• Written problem:
Transcribe each line of the records below exactly, excluding any embedded images.
+-------+
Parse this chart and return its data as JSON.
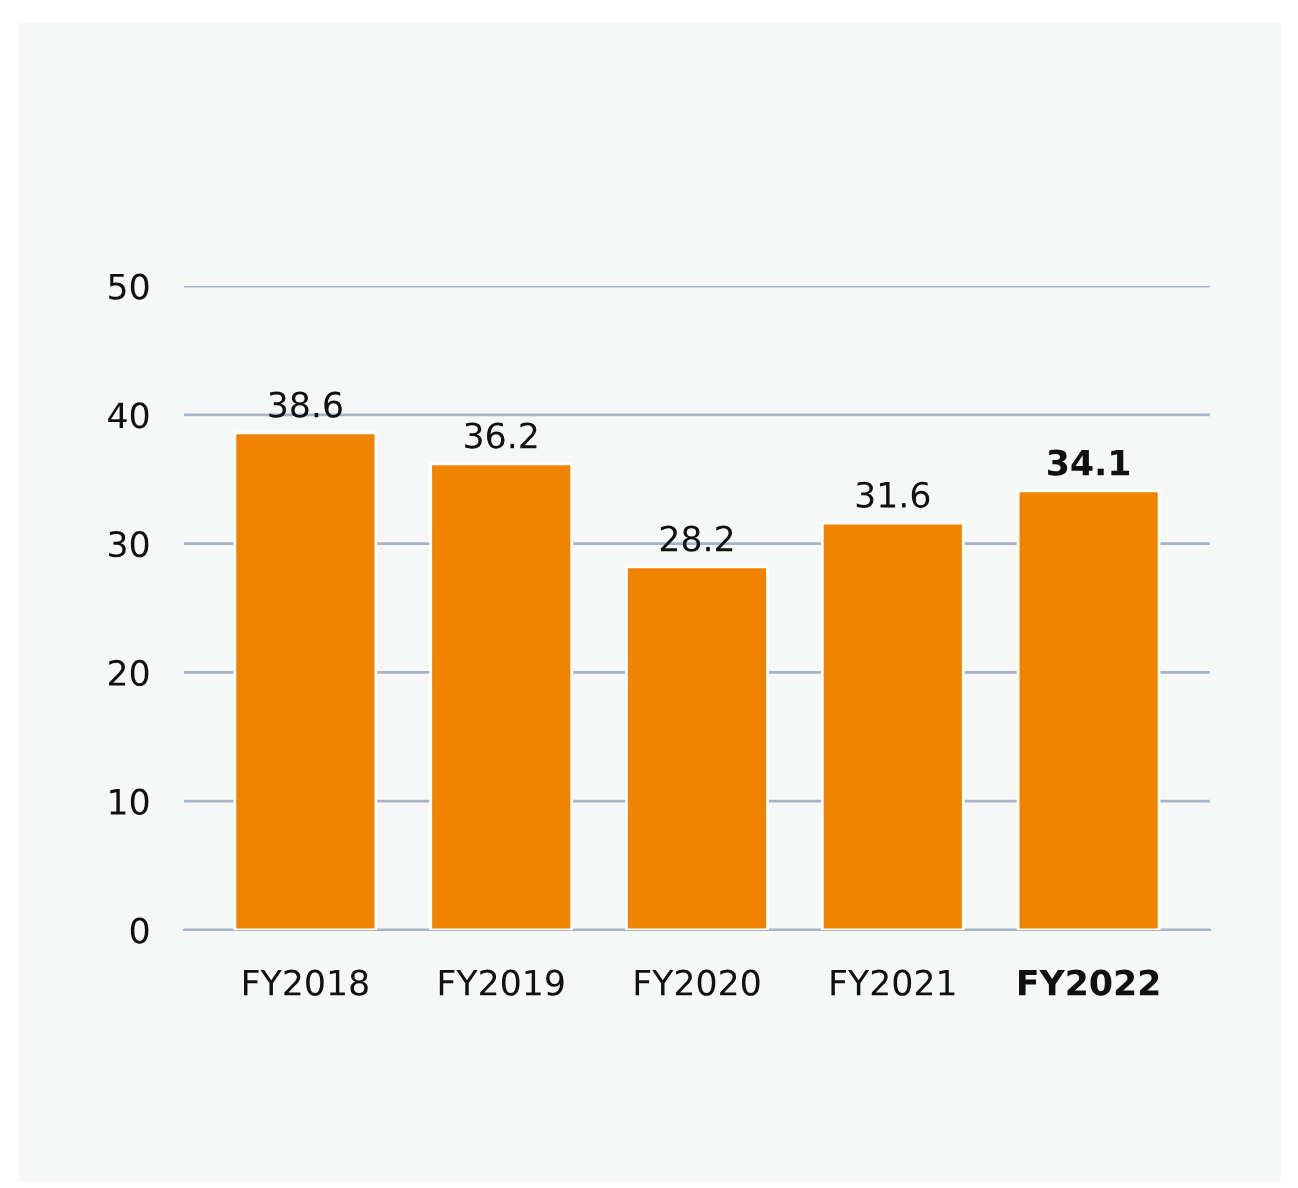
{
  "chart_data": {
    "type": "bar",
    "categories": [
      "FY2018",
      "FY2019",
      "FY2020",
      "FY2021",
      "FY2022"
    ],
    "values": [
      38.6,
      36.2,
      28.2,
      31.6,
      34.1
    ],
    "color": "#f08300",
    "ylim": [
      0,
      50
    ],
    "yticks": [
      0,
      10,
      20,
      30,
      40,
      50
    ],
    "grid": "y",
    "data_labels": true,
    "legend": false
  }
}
+-------+
• Answer to the exercise:
Parse this chart and return its data as JSON.
{
  "chart_data": {
    "type": "bar",
    "categories": [
      "FY2018",
      "FY2019",
      "FY2020",
      "FY2021",
      "FY2022"
    ],
    "values": [
      38.6,
      36.2,
      28.2,
      31.6,
      34.1
    ],
    "color": "#f08300",
    "ylim": [
      0,
      50
    ],
    "yticks": [
      0,
      10,
      20,
      30,
      40,
      50
    ],
    "grid": "y",
    "data_labels": true,
    "legend": false
  }
}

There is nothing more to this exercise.